What you should do:
Select and reproduce each line of the listing below that bears the string "with".

Collection entries
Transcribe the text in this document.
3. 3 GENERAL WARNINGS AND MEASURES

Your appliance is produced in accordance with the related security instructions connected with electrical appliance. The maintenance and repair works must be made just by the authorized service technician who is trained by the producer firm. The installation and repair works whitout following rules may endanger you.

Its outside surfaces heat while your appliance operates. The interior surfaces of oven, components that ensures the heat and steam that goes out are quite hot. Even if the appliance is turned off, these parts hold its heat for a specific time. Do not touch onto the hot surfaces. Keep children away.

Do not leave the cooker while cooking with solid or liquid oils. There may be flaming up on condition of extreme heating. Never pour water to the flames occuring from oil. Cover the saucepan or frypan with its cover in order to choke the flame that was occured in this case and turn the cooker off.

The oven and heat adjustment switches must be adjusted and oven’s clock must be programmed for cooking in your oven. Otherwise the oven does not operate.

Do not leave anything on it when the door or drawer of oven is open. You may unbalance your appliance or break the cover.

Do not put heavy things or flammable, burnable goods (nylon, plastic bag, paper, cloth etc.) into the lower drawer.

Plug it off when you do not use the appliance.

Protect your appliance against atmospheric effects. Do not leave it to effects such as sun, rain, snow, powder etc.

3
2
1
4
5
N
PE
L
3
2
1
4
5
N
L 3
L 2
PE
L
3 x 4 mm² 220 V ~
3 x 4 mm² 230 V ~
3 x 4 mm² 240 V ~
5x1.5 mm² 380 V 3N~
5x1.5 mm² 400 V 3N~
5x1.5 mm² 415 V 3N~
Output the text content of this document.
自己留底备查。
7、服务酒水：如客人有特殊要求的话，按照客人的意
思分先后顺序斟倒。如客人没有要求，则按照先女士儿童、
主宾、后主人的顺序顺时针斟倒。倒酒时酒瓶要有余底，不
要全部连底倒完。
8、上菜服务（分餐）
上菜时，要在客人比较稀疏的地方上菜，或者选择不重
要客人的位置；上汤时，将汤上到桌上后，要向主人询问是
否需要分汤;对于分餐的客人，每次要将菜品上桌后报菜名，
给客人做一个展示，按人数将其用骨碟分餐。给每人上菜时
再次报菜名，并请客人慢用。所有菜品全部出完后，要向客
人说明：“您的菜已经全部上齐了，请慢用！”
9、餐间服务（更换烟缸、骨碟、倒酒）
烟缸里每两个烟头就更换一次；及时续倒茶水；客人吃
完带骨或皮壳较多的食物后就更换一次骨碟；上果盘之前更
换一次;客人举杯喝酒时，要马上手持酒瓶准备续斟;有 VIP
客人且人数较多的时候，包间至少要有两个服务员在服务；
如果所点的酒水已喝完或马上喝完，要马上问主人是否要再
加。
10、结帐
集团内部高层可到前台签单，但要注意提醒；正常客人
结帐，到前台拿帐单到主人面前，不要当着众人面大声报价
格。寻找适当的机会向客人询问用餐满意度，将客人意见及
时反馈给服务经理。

Answer below:
Your appliance is produced in accordance with the related security instructions connected with electrical appliance. The maintenance and repair works must be made just by the authorized service technician who is trained by the producer firm. The installation and repair works whitout following rules may endanger you.
Do not leave the cooker while cooking with solid or liquid oils. There may be flaming up on condition of extreme heating. Never pour water to the flames occuring from oil. Cover the saucepan or frypan with its cover in order to choke the flame that was occured in this case and turn the cooker off.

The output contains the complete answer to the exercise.